OBJECTIVE :: In the listing below, count each line containing "денег" and answer with the count only.

____ SUPPLIED MATERIAL

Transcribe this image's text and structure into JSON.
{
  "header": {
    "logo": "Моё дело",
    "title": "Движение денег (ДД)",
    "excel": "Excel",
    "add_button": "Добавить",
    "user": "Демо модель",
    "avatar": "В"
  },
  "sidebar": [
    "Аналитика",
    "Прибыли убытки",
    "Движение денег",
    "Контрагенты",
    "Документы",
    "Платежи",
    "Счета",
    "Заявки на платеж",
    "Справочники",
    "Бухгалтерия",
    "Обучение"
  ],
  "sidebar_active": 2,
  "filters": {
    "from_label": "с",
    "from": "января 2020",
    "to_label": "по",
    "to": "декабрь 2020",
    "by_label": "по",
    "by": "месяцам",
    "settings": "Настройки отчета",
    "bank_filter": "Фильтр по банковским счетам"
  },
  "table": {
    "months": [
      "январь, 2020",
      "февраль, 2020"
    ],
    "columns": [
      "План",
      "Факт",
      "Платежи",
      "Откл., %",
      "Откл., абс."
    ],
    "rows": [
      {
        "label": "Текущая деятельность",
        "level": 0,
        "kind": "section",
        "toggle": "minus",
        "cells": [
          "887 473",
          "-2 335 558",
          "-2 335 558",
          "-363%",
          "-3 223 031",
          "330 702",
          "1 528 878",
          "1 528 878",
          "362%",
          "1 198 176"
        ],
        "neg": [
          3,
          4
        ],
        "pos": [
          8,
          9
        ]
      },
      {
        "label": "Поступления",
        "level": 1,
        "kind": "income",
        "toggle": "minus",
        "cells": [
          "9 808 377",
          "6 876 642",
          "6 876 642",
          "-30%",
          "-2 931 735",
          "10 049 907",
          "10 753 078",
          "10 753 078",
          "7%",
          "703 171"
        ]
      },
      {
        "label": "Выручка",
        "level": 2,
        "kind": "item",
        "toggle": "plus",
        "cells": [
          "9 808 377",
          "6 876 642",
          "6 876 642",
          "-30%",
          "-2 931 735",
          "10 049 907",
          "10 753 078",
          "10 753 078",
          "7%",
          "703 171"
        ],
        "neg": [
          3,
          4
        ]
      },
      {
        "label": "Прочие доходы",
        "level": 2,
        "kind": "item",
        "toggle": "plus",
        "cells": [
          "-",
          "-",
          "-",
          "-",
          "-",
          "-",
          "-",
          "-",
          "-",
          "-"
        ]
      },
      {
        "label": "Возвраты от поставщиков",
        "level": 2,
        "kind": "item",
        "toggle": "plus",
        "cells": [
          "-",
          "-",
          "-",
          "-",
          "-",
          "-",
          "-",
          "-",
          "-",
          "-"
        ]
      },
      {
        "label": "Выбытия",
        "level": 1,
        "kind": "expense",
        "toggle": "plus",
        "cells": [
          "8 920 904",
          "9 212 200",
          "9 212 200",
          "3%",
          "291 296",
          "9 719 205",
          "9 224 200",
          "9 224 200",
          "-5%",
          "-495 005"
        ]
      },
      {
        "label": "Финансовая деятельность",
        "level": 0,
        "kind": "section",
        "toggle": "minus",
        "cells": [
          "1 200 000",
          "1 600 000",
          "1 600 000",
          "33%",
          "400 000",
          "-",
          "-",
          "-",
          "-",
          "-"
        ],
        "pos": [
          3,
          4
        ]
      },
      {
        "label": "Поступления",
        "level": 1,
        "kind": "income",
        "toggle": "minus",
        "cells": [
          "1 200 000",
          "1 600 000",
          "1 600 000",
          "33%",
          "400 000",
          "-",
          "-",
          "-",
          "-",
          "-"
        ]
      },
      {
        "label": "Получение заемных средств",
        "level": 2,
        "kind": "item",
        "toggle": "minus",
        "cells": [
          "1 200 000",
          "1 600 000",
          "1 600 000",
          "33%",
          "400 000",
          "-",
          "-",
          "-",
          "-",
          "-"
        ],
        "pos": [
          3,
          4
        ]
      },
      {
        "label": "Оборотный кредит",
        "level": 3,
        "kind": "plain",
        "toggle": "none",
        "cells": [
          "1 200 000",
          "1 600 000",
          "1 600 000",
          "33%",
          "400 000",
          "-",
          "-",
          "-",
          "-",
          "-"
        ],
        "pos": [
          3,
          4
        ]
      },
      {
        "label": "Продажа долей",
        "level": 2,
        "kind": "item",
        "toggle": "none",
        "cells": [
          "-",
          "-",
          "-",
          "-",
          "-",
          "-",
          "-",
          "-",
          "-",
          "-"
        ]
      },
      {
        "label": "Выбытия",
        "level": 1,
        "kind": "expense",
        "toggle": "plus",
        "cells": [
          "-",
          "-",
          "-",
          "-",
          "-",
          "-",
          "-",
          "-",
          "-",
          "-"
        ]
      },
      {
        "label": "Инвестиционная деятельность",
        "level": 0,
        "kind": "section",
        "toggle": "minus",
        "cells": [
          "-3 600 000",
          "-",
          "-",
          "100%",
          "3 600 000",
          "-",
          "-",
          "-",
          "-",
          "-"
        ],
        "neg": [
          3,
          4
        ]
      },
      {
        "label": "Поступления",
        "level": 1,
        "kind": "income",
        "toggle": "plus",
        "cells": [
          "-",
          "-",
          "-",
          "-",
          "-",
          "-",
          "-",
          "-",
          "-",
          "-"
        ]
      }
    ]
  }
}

________

WRITTEN REPLY :: 2